* START Materials provided *
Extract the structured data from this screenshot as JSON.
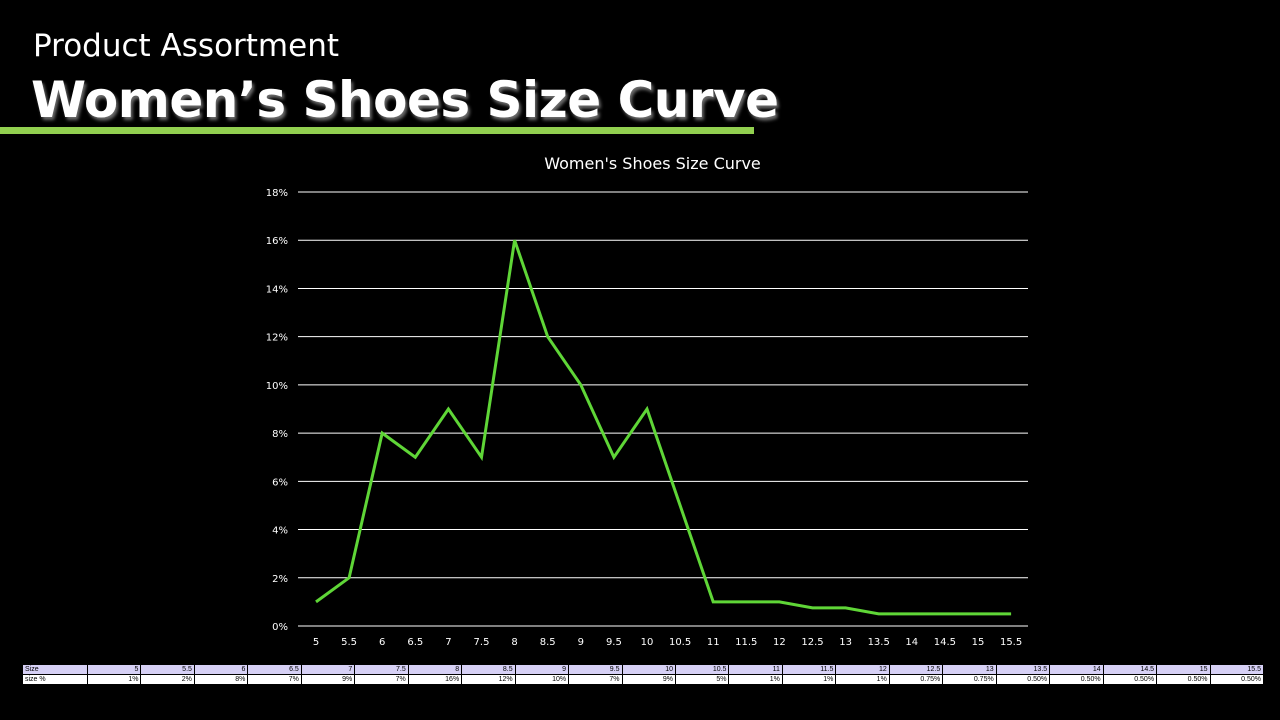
{
  "header": {
    "subtitle": "Product Assortment",
    "title": "Women’s Shoes Size Curve",
    "accent_color": "#92d050"
  },
  "chart_data": {
    "type": "line",
    "title": "Women's Shoes Size Curve",
    "xlabel": "",
    "ylabel": "",
    "categories": [
      "5",
      "5.5",
      "6",
      "6.5",
      "7",
      "7.5",
      "8",
      "8.5",
      "9",
      "9.5",
      "10",
      "10.5",
      "11",
      "11.5",
      "12",
      "12.5",
      "13",
      "13.5",
      "14",
      "14.5",
      "15",
      "15.5"
    ],
    "series": [
      {
        "values": [
          1,
          2,
          8,
          7,
          9,
          7,
          16,
          12,
          10,
          7,
          9,
          5,
          1,
          1,
          1,
          0.75,
          0.75,
          0.5,
          0.5,
          0.5,
          0.5,
          0.5
        ],
        "color": "#5fd637"
      }
    ],
    "ylim": [
      0,
      18
    ],
    "yticks": [
      "0%",
      "2%",
      "4%",
      "6%",
      "8%",
      "10%",
      "12%",
      "14%",
      "16%",
      "18%"
    ],
    "grid": true,
    "legend": "none"
  },
  "table": {
    "row_headers": [
      "Size",
      "size %"
    ],
    "sizes": [
      "5",
      "5.5",
      "6",
      "6.5",
      "7",
      "7.5",
      "8",
      "8.5",
      "9",
      "9.5",
      "10",
      "10.5",
      "11",
      "11.5",
      "12",
      "12.5",
      "13",
      "13.5",
      "14",
      "14.5",
      "15",
      "15.5"
    ],
    "percents": [
      "1%",
      "2%",
      "8%",
      "7%",
      "9%",
      "7%",
      "16%",
      "12%",
      "10%",
      "7%",
      "9%",
      "5%",
      "1%",
      "1%",
      "1%",
      "0.75%",
      "0.75%",
      "0.50%",
      "0.50%",
      "0.50%",
      "0.50%",
      "0.50%"
    ]
  }
}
* END Materials provided *
Task instructions: Every line above should be returned exactly; the pictures stay out.

The result:
Extract the structured data from this screenshot as JSON.
{
  "header": {
    "subtitle": "Product Assortment",
    "title": "Women’s Shoes Size Curve",
    "accent_color": "#92d050"
  },
  "chart_data": {
    "type": "line",
    "title": "Women's Shoes Size Curve",
    "xlabel": "",
    "ylabel": "",
    "categories": [
      "5",
      "5.5",
      "6",
      "6.5",
      "7",
      "7.5",
      "8",
      "8.5",
      "9",
      "9.5",
      "10",
      "10.5",
      "11",
      "11.5",
      "12",
      "12.5",
      "13",
      "13.5",
      "14",
      "14.5",
      "15",
      "15.5"
    ],
    "series": [
      {
        "values": [
          1,
          2,
          8,
          7,
          9,
          7,
          16,
          12,
          10,
          7,
          9,
          5,
          1,
          1,
          1,
          0.75,
          0.75,
          0.5,
          0.5,
          0.5,
          0.5,
          0.5
        ],
        "color": "#5fd637"
      }
    ],
    "ylim": [
      0,
      18
    ],
    "yticks": [
      "0%",
      "2%",
      "4%",
      "6%",
      "8%",
      "10%",
      "12%",
      "14%",
      "16%",
      "18%"
    ],
    "grid": true,
    "legend": "none"
  },
  "table": {
    "row_headers": [
      "Size",
      "size %"
    ],
    "sizes": [
      "5",
      "5.5",
      "6",
      "6.5",
      "7",
      "7.5",
      "8",
      "8.5",
      "9",
      "9.5",
      "10",
      "10.5",
      "11",
      "11.5",
      "12",
      "12.5",
      "13",
      "13.5",
      "14",
      "14.5",
      "15",
      "15.5"
    ],
    "percents": [
      "1%",
      "2%",
      "8%",
      "7%",
      "9%",
      "7%",
      "16%",
      "12%",
      "10%",
      "7%",
      "9%",
      "5%",
      "1%",
      "1%",
      "1%",
      "0.75%",
      "0.75%",
      "0.50%",
      "0.50%",
      "0.50%",
      "0.50%",
      "0.50%"
    ]
  }
}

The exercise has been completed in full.